-- Given task --
Every line containing the word "mukaisesti" needs to be found and copied.

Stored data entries
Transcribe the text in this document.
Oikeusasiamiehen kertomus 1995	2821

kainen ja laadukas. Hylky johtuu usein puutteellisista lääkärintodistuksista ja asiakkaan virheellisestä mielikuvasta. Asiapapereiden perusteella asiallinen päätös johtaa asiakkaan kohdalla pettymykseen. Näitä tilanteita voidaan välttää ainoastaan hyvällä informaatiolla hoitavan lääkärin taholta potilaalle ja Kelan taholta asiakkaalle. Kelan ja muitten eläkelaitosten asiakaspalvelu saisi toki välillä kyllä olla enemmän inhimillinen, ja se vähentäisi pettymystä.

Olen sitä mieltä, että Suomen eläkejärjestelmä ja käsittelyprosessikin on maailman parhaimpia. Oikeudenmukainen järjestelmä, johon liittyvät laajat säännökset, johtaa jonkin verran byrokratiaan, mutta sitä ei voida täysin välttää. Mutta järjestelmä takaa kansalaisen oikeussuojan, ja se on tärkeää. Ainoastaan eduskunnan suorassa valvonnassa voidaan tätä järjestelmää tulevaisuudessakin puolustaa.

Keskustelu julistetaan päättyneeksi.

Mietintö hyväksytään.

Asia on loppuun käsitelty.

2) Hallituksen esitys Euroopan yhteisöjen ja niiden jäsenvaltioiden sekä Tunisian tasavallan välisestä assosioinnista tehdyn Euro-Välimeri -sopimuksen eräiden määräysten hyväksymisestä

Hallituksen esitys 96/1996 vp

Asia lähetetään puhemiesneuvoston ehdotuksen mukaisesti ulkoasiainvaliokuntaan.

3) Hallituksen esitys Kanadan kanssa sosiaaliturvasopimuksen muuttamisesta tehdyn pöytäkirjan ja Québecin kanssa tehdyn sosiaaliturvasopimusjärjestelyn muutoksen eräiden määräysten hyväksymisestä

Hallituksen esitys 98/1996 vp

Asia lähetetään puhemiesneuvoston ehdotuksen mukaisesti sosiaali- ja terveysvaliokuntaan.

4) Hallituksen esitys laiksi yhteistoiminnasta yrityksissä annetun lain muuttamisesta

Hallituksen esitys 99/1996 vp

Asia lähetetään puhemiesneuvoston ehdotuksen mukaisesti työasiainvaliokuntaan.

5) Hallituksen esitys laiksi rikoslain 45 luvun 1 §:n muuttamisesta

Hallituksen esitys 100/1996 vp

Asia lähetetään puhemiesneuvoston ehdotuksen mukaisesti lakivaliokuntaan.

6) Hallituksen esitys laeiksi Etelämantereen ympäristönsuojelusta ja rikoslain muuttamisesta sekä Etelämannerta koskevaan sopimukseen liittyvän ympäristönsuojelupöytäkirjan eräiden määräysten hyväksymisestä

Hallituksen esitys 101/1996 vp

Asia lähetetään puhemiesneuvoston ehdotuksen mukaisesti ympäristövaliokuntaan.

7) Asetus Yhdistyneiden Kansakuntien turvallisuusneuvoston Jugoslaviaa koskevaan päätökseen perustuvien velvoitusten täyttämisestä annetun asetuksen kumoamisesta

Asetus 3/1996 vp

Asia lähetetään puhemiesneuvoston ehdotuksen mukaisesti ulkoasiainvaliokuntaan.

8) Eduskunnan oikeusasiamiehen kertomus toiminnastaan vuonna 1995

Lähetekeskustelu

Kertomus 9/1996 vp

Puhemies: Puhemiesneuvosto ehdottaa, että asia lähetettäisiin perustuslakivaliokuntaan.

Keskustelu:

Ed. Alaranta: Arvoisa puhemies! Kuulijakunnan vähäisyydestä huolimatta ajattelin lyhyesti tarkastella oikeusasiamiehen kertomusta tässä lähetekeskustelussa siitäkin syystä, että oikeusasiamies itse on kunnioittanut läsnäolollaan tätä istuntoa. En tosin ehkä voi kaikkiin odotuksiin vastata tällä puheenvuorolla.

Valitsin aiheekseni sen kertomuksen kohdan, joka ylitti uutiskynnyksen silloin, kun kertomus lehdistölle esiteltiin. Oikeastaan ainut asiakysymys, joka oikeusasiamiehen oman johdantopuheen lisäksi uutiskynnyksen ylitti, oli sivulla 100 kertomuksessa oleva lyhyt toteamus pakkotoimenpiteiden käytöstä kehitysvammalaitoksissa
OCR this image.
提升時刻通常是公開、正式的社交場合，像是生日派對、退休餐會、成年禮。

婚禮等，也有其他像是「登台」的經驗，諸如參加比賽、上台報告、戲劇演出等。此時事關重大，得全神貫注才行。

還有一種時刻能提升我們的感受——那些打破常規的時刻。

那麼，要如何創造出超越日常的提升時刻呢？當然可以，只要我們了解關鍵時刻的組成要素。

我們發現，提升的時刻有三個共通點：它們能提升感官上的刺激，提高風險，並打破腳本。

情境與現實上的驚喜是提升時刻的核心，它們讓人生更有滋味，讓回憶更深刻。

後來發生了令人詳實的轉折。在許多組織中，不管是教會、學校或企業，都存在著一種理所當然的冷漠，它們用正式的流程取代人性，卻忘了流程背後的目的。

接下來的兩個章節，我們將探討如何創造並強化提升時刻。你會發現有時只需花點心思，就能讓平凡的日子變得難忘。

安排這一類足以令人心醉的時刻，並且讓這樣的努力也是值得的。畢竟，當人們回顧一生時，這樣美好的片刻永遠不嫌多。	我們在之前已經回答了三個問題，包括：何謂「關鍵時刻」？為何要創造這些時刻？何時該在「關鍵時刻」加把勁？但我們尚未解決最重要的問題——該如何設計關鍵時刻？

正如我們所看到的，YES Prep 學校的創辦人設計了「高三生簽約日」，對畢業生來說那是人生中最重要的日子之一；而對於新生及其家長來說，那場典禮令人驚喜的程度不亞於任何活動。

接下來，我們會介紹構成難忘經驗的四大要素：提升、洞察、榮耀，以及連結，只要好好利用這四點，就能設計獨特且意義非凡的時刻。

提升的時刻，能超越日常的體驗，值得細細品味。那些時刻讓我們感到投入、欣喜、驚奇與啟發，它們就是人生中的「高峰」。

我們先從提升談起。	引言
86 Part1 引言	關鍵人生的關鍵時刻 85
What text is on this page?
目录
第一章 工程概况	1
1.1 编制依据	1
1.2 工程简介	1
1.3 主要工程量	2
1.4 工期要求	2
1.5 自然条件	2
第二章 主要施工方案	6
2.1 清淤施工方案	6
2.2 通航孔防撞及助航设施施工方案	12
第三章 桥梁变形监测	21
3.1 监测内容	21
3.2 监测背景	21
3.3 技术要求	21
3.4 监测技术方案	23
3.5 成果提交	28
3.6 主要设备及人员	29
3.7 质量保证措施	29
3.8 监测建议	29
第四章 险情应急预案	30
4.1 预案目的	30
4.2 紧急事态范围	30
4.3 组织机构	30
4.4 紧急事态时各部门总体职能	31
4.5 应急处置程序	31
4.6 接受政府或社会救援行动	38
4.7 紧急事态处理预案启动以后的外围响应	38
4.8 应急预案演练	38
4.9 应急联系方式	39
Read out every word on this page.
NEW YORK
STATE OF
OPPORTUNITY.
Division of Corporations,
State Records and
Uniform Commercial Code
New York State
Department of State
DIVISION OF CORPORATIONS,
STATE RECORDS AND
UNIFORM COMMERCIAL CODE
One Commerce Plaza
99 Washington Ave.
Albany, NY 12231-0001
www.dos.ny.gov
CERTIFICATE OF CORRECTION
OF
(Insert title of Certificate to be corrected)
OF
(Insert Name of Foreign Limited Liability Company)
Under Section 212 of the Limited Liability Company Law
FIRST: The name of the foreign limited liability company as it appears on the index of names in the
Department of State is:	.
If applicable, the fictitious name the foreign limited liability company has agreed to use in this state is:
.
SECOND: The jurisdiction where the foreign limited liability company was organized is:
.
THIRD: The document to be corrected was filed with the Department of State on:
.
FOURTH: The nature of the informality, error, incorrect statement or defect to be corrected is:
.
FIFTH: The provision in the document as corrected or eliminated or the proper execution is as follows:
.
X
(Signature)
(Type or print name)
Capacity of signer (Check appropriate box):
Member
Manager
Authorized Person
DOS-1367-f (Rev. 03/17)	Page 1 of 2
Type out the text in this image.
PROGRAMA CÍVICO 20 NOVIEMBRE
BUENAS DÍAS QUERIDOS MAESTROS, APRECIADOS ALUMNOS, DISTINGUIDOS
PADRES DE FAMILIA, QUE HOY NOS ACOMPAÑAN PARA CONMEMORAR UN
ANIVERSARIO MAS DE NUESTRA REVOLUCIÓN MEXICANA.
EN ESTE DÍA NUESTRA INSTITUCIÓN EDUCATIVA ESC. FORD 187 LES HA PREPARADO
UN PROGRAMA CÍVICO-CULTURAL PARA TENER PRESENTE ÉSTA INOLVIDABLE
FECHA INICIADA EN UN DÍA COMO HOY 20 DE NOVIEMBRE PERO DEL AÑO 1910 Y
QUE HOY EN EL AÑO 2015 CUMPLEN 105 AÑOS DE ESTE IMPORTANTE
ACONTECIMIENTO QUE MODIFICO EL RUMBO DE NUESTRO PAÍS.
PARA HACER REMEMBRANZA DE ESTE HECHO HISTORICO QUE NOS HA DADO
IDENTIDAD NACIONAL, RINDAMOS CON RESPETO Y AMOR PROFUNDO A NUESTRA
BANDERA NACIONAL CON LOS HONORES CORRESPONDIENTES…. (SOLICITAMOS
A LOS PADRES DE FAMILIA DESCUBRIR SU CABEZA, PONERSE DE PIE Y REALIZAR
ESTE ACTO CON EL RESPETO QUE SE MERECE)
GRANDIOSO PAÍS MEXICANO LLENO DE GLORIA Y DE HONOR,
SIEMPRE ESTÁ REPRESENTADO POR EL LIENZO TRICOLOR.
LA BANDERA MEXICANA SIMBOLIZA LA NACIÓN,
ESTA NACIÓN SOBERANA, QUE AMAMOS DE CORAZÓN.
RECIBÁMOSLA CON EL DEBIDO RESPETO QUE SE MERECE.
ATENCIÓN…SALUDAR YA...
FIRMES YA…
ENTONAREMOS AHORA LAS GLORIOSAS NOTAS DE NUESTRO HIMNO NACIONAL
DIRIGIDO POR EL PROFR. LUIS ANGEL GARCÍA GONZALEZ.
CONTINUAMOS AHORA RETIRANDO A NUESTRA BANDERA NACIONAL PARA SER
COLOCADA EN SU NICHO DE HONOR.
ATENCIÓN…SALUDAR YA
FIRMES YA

-- Expected answer --
Asia lähetetään puhemiesneuvoston ehdotuksen mukaisesti ulkoasiainvaliokuntaan.
Asia lähetetään puhemiesneuvoston ehdotuksen mukaisesti sosiaali- ja terveysvaliokuntaan.
Asia lähetetään puhemiesneuvoston ehdotuksen mukaisesti työasiainvaliokuntaan.
Asia lähetetään puhemiesneuvoston ehdotuksen mukaisesti lakivaliokuntaan.
Asia lähetetään puhemiesneuvoston ehdotuksen mukaisesti ympäristövaliokuntaan.
Asia lähetetään puhemiesneuvoston ehdotuksen mukaisesti ulkoasiainvaliokuntaan.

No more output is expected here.